Dataset rows.
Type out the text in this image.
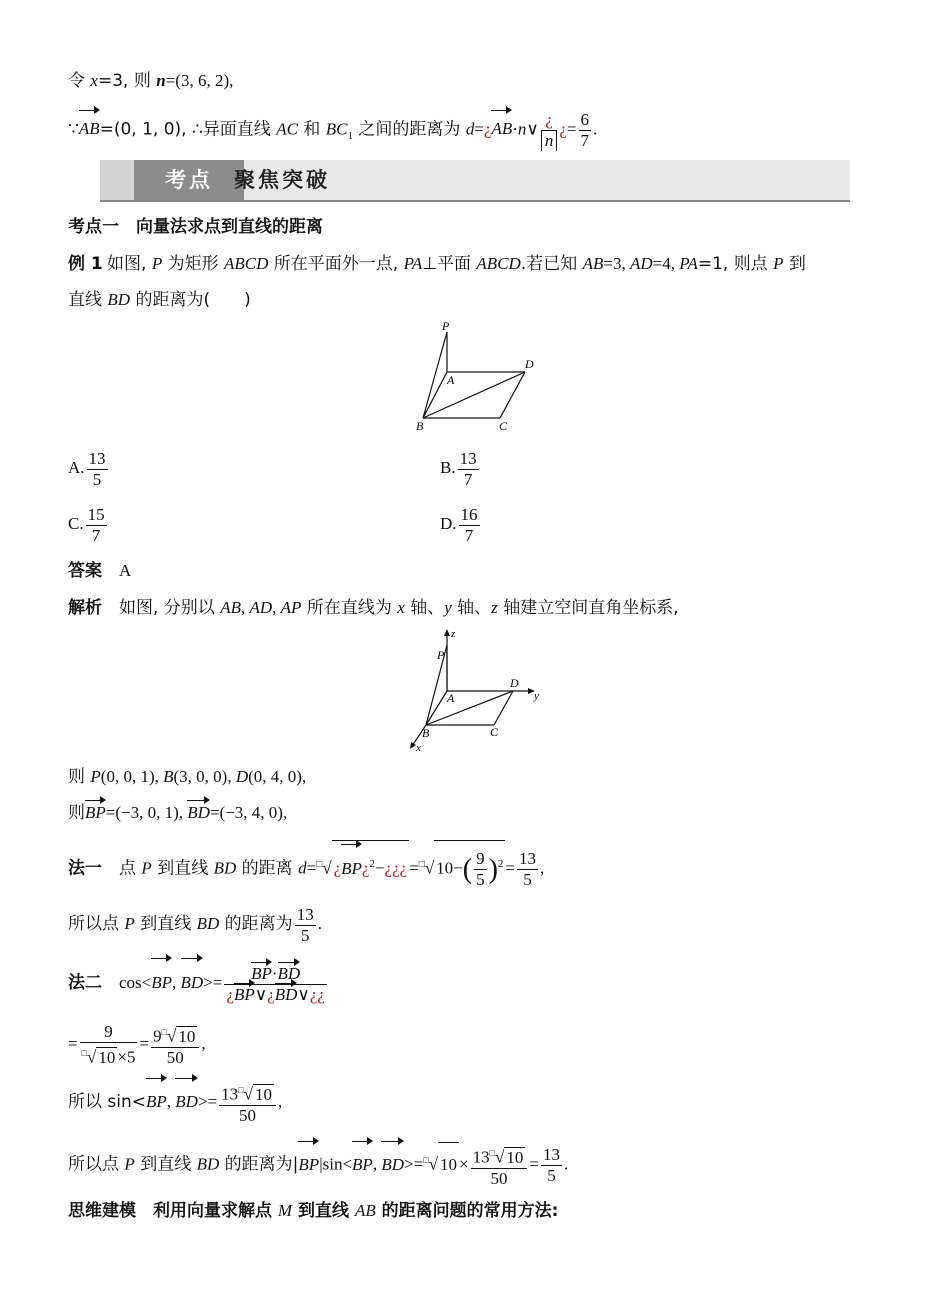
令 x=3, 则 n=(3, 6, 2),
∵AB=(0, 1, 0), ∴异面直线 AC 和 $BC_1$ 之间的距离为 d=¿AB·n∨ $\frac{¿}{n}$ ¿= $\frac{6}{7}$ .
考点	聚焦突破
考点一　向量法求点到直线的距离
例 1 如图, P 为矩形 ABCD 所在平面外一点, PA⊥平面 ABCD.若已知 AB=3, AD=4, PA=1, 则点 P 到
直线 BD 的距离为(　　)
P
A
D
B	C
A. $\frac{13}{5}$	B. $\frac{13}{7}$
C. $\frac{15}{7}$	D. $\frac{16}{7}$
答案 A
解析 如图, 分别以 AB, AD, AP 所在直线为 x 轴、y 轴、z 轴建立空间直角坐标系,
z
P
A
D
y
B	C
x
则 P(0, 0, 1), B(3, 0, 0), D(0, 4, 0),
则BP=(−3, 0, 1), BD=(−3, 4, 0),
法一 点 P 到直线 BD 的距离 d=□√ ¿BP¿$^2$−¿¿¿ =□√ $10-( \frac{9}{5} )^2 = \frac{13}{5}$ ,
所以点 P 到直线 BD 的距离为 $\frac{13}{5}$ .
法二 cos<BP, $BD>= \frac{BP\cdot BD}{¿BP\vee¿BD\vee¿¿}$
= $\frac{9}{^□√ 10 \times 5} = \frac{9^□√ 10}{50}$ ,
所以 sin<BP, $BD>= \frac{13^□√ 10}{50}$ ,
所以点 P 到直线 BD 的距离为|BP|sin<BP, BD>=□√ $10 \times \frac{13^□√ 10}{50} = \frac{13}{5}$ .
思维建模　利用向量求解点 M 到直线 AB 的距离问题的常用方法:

TASK TO COMPLETE. Pictures are excluded; repeat every record exactly.

ANSWER TO THIS PROBLEM.
Type out the text in this image.
令 x=3, 则 n=(3, 6, 2),
∵AB=(0, 1, 0), ∴异面直线 AC 和 $BC_1$ 之间的距离为 d=¿AB·n∨ $\frac{¿}{n}$ ¿= $\frac{6}{7}$ .
考点	聚焦突破
考点一　向量法求点到直线的距离
例 1 如图, P 为矩形 ABCD 所在平面外一点, PA⊥平面 ABCD.若已知 AB=3, AD=4, PA=1, 则点 P 到
直线 BD 的距离为(　　)
P
A
D
B	C
A. $\frac{13}{5}$	B. $\frac{13}{7}$
C. $\frac{15}{7}$	D. $\frac{16}{7}$
答案 A
解析 如图, 分别以 AB, AD, AP 所在直线为 x 轴、y 轴、z 轴建立空间直角坐标系,
z
P
A
D
y
B	C
x
则 P(0, 0, 1), B(3, 0, 0), D(0, 4, 0),
则BP=(−3, 0, 1), BD=(−3, 4, 0),
法一 点 P 到直线 BD 的距离 d=□√ ¿BP¿$^2$−¿¿¿ =□√ $10-( \frac{9}{5} )^2 = \frac{13}{5}$ ,
所以点 P 到直线 BD 的距离为 $\frac{13}{5}$ .
法二 cos<BP, $BD>= \frac{BP\cdot BD}{¿BP\vee¿BD\vee¿¿}$
= $\frac{9}{^□√ 10 \times 5} = \frac{9^□√ 10}{50}$ ,
所以 sin<BP, $BD>= \frac{13^□√ 10}{50}$ ,
所以点 P 到直线 BD 的距离为|BP|sin<BP, BD>=□√ $10 \times \frac{13^□√ 10}{50} = \frac{13}{5}$ .
思维建模　利用向量求解点 M 到直线 AB 的距离问题的常用方法:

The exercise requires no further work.